YOUR GOAL
Exactly as given, repeat all of the entries.

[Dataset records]
• • • • •

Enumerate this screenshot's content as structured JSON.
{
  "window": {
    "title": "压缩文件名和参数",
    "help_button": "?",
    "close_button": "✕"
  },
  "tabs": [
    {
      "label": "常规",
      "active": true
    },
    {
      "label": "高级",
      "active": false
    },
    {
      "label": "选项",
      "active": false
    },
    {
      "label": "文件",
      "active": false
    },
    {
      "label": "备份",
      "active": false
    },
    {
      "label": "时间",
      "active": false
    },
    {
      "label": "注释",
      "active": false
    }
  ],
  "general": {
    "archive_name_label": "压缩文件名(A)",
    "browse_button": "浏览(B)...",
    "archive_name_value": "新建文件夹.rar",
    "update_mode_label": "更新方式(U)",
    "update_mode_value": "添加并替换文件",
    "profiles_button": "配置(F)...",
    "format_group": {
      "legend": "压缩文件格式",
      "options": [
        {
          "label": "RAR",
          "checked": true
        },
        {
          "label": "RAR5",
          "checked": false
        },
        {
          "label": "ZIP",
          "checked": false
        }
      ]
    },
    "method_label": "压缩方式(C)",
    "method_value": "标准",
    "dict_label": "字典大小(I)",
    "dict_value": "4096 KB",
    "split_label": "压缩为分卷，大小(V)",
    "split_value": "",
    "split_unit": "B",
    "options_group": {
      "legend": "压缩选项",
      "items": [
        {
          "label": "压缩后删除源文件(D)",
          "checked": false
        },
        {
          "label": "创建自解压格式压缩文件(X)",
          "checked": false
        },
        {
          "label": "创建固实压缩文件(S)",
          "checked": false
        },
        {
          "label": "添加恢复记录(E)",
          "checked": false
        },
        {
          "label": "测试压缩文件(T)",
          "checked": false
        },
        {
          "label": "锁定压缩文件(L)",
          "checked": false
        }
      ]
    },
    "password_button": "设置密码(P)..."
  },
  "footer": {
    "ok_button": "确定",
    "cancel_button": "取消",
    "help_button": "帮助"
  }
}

• • • • •

TASK RESULT
Enumerate this screenshot's content as structured JSON.
{
  "window": {
    "title": "压缩文件名和参数",
    "help_button": "?",
    "close_button": "✕"
  },
  "tabs": [
    {
      "label": "常规",
      "active": true
    },
    {
      "label": "高级",
      "active": false
    },
    {
      "label": "选项",
      "active": false
    },
    {
      "label": "文件",
      "active": false
    },
    {
      "label": "备份",
      "active": false
    },
    {
      "label": "时间",
      "active": false
    },
    {
      "label": "注释",
      "active": false
    }
  ],
  "general": {
    "archive_name_label": "压缩文件名(A)",
    "browse_button": "浏览(B)...",
    "archive_name_value": "新建文件夹.rar",
    "update_mode_label": "更新方式(U)",
    "update_mode_value": "添加并替换文件",
    "profiles_button": "配置(F)...",
    "format_group": {
      "legend": "压缩文件格式",
      "options": [
        {
          "label": "RAR",
          "checked": true
        },
        {
          "label": "RAR5",
          "checked": false
        },
        {
          "label": "ZIP",
          "checked": false
        }
      ]
    },
    "method_label": "压缩方式(C)",
    "method_value": "标准",
    "dict_label": "字典大小(I)",
    "dict_value": "4096 KB",
    "split_label": "压缩为分卷，大小(V)",
    "split_value": "",
    "split_unit": "B",
    "options_group": {
      "legend": "压缩选项",
      "items": [
        {
          "label": "压缩后删除源文件(D)",
          "checked": false
        },
        {
          "label": "创建自解压格式压缩文件(X)",
          "checked": false
        },
        {
          "label": "创建固实压缩文件(S)",
          "checked": false
        },
        {
          "label": "添加恢复记录(E)",
          "checked": false
        },
        {
          "label": "测试压缩文件(T)",
          "checked": false
        },
        {
          "label": "锁定压缩文件(L)",
          "checked": false
        }
      ]
    },
    "password_button": "设置密码(P)..."
  },
  "footer": {
    "ok_button": "确定",
    "cancel_button": "取消",
    "help_button": "帮助"
  }
}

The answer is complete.